*TASK DETAILS*
Output all records precisely as written.

[Records from a data source]
- - -

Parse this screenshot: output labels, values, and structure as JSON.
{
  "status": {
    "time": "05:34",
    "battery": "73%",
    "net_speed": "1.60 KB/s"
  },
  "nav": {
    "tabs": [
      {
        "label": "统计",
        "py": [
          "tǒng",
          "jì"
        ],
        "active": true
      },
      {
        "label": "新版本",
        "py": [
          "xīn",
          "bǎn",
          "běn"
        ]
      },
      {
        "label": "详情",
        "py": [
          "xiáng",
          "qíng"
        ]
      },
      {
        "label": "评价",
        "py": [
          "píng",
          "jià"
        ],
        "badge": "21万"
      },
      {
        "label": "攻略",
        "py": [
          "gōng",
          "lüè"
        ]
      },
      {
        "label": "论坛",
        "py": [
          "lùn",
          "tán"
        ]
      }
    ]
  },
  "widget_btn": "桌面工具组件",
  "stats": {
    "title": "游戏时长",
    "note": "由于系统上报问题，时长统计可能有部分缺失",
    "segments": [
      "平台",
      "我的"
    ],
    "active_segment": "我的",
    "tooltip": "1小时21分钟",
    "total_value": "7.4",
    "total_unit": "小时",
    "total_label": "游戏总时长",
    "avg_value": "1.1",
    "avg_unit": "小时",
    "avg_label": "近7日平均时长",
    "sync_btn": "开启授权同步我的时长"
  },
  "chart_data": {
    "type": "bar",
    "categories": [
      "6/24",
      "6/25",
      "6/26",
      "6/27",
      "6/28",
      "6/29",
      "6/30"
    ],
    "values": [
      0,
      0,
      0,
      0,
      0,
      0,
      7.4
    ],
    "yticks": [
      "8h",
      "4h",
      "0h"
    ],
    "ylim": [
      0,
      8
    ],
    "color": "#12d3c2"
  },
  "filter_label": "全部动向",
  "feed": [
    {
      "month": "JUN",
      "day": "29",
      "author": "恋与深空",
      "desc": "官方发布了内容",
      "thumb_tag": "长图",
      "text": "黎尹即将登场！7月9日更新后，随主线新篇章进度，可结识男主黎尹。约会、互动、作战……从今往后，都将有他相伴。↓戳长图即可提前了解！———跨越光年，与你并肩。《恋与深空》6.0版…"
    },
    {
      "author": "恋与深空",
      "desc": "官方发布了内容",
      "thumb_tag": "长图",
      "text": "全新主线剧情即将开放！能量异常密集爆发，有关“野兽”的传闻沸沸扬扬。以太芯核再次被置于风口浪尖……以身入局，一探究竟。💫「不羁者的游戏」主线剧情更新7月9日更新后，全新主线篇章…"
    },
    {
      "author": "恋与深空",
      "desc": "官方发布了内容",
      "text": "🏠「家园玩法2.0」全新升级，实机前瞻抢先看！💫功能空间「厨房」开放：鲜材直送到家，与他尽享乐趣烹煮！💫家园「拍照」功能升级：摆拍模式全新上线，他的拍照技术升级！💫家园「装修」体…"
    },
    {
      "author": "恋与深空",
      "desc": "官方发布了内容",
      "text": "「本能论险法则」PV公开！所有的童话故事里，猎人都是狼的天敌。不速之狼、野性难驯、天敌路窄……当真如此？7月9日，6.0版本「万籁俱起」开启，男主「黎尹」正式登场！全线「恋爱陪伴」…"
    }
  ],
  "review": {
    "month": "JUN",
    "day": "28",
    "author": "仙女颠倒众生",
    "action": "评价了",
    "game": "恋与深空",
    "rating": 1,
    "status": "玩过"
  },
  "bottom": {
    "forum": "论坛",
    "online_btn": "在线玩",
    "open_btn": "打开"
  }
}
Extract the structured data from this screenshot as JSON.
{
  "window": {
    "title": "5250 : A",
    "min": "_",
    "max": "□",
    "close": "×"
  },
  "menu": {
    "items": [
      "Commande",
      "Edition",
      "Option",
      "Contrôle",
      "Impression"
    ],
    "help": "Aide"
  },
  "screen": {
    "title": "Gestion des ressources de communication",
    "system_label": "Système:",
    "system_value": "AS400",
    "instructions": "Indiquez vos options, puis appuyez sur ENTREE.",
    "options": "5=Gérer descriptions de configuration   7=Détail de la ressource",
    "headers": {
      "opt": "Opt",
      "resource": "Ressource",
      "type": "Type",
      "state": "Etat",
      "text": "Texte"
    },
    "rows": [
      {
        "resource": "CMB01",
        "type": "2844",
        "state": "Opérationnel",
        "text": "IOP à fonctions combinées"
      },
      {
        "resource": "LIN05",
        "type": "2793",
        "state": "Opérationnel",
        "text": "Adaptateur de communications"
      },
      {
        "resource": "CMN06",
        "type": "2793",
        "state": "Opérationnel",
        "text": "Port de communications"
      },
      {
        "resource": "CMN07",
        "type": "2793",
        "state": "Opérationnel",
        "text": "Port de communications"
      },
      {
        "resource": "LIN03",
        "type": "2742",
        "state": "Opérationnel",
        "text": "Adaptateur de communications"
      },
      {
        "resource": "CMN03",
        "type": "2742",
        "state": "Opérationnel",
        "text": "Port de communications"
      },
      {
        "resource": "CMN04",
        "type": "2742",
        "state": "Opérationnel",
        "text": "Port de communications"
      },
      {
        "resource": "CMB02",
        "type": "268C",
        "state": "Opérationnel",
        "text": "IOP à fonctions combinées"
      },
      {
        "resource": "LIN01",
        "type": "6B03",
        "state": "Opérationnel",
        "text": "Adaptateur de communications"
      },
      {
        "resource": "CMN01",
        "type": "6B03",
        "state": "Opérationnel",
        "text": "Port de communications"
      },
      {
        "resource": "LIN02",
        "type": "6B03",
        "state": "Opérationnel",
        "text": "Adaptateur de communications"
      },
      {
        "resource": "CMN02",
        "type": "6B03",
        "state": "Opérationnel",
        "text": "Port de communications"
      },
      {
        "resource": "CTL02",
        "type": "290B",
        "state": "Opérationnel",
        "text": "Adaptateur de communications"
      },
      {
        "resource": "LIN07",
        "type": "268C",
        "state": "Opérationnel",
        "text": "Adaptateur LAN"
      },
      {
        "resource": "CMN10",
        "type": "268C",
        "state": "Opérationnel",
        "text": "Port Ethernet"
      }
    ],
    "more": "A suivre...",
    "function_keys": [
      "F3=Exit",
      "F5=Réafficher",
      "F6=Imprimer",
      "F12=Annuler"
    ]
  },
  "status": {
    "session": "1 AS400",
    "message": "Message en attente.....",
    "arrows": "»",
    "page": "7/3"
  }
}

- - -

*THE SOLUTION*
Parse this screenshot: output labels, values, and structure as JSON.
{
  "status": {
    "time": "05:34",
    "battery": "73%",
    "net_speed": "1.60 KB/s"
  },
  "nav": {
    "tabs": [
      {
        "label": "统计",
        "py": [
          "tǒng",
          "jì"
        ],
        "active": true
      },
      {
        "label": "新版本",
        "py": [
          "xīn",
          "bǎn",
          "běn"
        ]
      },
      {
        "label": "详情",
        "py": [
          "xiáng",
          "qíng"
        ]
      },
      {
        "label": "评价",
        "py": [
          "píng",
          "jià"
        ],
        "badge": "21万"
      },
      {
        "label": "攻略",
        "py": [
          "gōng",
          "lüè"
        ]
      },
      {
        "label": "论坛",
        "py": [
          "lùn",
          "tán"
        ]
      }
    ]
  },
  "widget_btn": "桌面工具组件",
  "stats": {
    "title": "游戏时长",
    "note": "由于系统上报问题，时长统计可能有部分缺失",
    "segments": [
      "平台",
      "我的"
    ],
    "active_segment": "我的",
    "tooltip": "1小时21分钟",
    "total_value": "7.4",
    "total_unit": "小时",
    "total_label": "游戏总时长",
    "avg_value": "1.1",
    "avg_unit": "小时",
    "avg_label": "近7日平均时长",
    "sync_btn": "开启授权同步我的时长"
  },
  "chart_data": {
    "type": "bar",
    "categories": [
      "6/24",
      "6/25",
      "6/26",
      "6/27",
      "6/28",
      "6/29",
      "6/30"
    ],
    "values": [
      0,
      0,
      0,
      0,
      0,
      0,
      7.4
    ],
    "yticks": [
      "8h",
      "4h",
      "0h"
    ],
    "ylim": [
      0,
      8
    ],
    "color": "#12d3c2"
  },
  "filter_label": "全部动向",
  "feed": [
    {
      "month": "JUN",
      "day": "29",
      "author": "恋与深空",
      "desc": "官方发布了内容",
      "thumb_tag": "长图",
      "text": "黎尹即将登场！7月9日更新后，随主线新篇章进度，可结识男主黎尹。约会、互动、作战……从今往后，都将有他相伴。↓戳长图即可提前了解！———跨越光年，与你并肩。《恋与深空》6.0版…"
    },
    {
      "author": "恋与深空",
      "desc": "官方发布了内容",
      "thumb_tag": "长图",
      "text": "全新主线剧情即将开放！能量异常密集爆发，有关“野兽”的传闻沸沸扬扬。以太芯核再次被置于风口浪尖……以身入局，一探究竟。💫「不羁者的游戏」主线剧情更新7月9日更新后，全新主线篇章…"
    },
    {
      "author": "恋与深空",
      "desc": "官方发布了内容",
      "text": "🏠「家园玩法2.0」全新升级，实机前瞻抢先看！💫功能空间「厨房」开放：鲜材直送到家，与他尽享乐趣烹煮！💫家园「拍照」功能升级：摆拍模式全新上线，他的拍照技术升级！💫家园「装修」体…"
    },
    {
      "author": "恋与深空",
      "desc": "官方发布了内容",
      "text": "「本能论险法则」PV公开！所有的童话故事里，猎人都是狼的天敌。不速之狼、野性难驯、天敌路窄……当真如此？7月9日，6.0版本「万籁俱起」开启，男主「黎尹」正式登场！全线「恋爱陪伴」…"
    }
  ],
  "review": {
    "month": "JUN",
    "day": "28",
    "author": "仙女颠倒众生",
    "action": "评价了",
    "game": "恋与深空",
    "rating": 1,
    "status": "玩过"
  },
  "bottom": {
    "forum": "论坛",
    "online_btn": "在线玩",
    "open_btn": "打开"
  }
}
Extract the structured data from this screenshot as JSON.
{
  "window": {
    "title": "5250 : A",
    "min": "_",
    "max": "□",
    "close": "×"
  },
  "menu": {
    "items": [
      "Commande",
      "Edition",
      "Option",
      "Contrôle",
      "Impression"
    ],
    "help": "Aide"
  },
  "screen": {
    "title": "Gestion des ressources de communication",
    "system_label": "Système:",
    "system_value": "AS400",
    "instructions": "Indiquez vos options, puis appuyez sur ENTREE.",
    "options": "5=Gérer descriptions de configuration   7=Détail de la ressource",
    "headers": {
      "opt": "Opt",
      "resource": "Ressource",
      "type": "Type",
      "state": "Etat",
      "text": "Texte"
    },
    "rows": [
      {
        "resource": "CMB01",
        "type": "2844",
        "state": "Opérationnel",
        "text": "IOP à fonctions combinées"
      },
      {
        "resource": "LIN05",
        "type": "2793",
        "state": "Opérationnel",
        "text": "Adaptateur de communications"
      },
      {
        "resource": "CMN06",
        "type": "2793",
        "state": "Opérationnel",
        "text": "Port de communications"
      },
      {
        "resource": "CMN07",
        "type": "2793",
        "state": "Opérationnel",
        "text": "Port de communications"
      },
      {
        "resource": "LIN03",
        "type": "2742",
        "state": "Opérationnel",
        "text": "Adaptateur de communications"
      },
      {
        "resource": "CMN03",
        "type": "2742",
        "state": "Opérationnel",
        "text": "Port de communications"
      },
      {
        "resource": "CMN04",
        "type": "2742",
        "state": "Opérationnel",
        "text": "Port de communications"
      },
      {
        "resource": "CMB02",
        "type": "268C",
        "state": "Opérationnel",
        "text": "IOP à fonctions combinées"
      },
      {
        "resource": "LIN01",
        "type": "6B03",
        "state": "Opérationnel",
        "text": "Adaptateur de communications"
      },
      {
        "resource": "CMN01",
        "type": "6B03",
        "state": "Opérationnel",
        "text": "Port de communications"
      },
      {
        "resource": "LIN02",
        "type": "6B03",
        "state": "Opérationnel",
        "text": "Adaptateur de communications"
      },
      {
        "resource": "CMN02",
        "type": "6B03",
        "state": "Opérationnel",
        "text": "Port de communications"
      },
      {
        "resource": "CTL02",
        "type": "290B",
        "state": "Opérationnel",
        "text": "Adaptateur de communications"
      },
      {
        "resource": "LIN07",
        "type": "268C",
        "state": "Opérationnel",
        "text": "Adaptateur LAN"
      },
      {
        "resource": "CMN10",
        "type": "268C",
        "state": "Opérationnel",
        "text": "Port Ethernet"
      }
    ],
    "more": "A suivre...",
    "function_keys": [
      "F3=Exit",
      "F5=Réafficher",
      "F6=Imprimer",
      "F12=Annuler"
    ]
  },
  "status": {
    "session": "1 AS400",
    "message": "Message en attente.....",
    "arrows": "»",
    "page": "7/3"
  }
}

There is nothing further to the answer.